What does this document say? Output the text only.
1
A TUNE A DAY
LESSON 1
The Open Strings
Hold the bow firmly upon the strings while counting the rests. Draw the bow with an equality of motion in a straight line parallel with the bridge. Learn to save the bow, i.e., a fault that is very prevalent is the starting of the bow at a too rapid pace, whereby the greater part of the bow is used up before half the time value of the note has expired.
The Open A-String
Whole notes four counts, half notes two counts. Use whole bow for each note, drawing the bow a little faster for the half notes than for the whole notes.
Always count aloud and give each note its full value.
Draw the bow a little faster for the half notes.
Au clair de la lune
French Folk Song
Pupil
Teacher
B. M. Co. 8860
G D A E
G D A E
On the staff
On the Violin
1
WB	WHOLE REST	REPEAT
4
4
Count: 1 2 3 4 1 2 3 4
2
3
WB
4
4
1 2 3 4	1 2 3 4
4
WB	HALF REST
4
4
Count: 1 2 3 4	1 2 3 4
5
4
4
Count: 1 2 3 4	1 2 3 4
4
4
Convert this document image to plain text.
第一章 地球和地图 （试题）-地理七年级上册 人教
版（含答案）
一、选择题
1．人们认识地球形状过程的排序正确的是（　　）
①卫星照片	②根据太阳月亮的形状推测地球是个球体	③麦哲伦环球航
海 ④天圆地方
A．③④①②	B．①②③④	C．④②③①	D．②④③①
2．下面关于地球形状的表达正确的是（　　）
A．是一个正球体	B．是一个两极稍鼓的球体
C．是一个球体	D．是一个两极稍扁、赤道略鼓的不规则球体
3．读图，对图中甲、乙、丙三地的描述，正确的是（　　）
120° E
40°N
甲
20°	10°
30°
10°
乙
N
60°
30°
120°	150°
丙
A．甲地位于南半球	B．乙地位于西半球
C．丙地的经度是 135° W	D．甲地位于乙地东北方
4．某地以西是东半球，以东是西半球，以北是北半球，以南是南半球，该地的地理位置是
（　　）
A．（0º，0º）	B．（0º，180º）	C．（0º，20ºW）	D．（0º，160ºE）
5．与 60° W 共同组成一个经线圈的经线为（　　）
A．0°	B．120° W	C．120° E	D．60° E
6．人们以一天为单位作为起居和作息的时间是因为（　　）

Goal of the exercise:
Every line above should be written out again exactly as it stands.

Response for this exercise:
What does this document say? Output the text only.
1
A TUNE A DAY
LESSON 1
The Open Strings
Hold the bow firmly upon the strings while counting the rests. Draw the bow with an equality of motion in a straight line parallel with the bridge. Learn to save the bow, i.e., a fault that is very prevalent is the starting of the bow at a too rapid pace, whereby the greater part of the bow is used up before half the time value of the note has expired.
The Open A-String
Whole notes four counts, half notes two counts. Use whole bow for each note, drawing the bow a little faster for the half notes than for the whole notes.
Always count aloud and give each note its full value.
Draw the bow a little faster for the half notes.
Au clair de la lune
French Folk Song
Pupil
Teacher
B. M. Co. 8860
G D A E
G D A E
On the staff
On the Violin
1
WB	WHOLE REST	REPEAT
4
4
Count: 1 2 3 4 1 2 3 4
2
3
WB
4
4
1 2 3 4	1 2 3 4
4
WB	HALF REST
4
4
Count: 1 2 3 4	1 2 3 4
5
4
4
Count: 1 2 3 4	1 2 3 4
4
4
Convert this document image to plain text.
第一章 地球和地图 （试题）-地理七年级上册 人教
版（含答案）
一、选择题
1．人们认识地球形状过程的排序正确的是（　　）
①卫星照片	②根据太阳月亮的形状推测地球是个球体	③麦哲伦环球航
海 ④天圆地方
A．③④①②	B．①②③④	C．④②③①	D．②④③①
2．下面关于地球形状的表达正确的是（　　）
A．是一个正球体	B．是一个两极稍鼓的球体
C．是一个球体	D．是一个两极稍扁、赤道略鼓的不规则球体
3．读图，对图中甲、乙、丙三地的描述，正确的是（　　）
120° E
40°N
甲
20°	10°
30°
10°
乙
N
60°
30°
120°	150°
丙
A．甲地位于南半球	B．乙地位于西半球
C．丙地的经度是 135° W	D．甲地位于乙地东北方
4．某地以西是东半球，以东是西半球，以北是北半球，以南是南半球，该地的地理位置是
（　　）
A．（0º，0º）	B．（0º，180º）	C．（0º，20ºW）	D．（0º，160ºE）
5．与 60° W 共同组成一个经线圈的经线为（　　）
A．0°	B．120° W	C．120° E	D．60° E
6．人们以一天为单位作为起居和作息的时间是因为（　　）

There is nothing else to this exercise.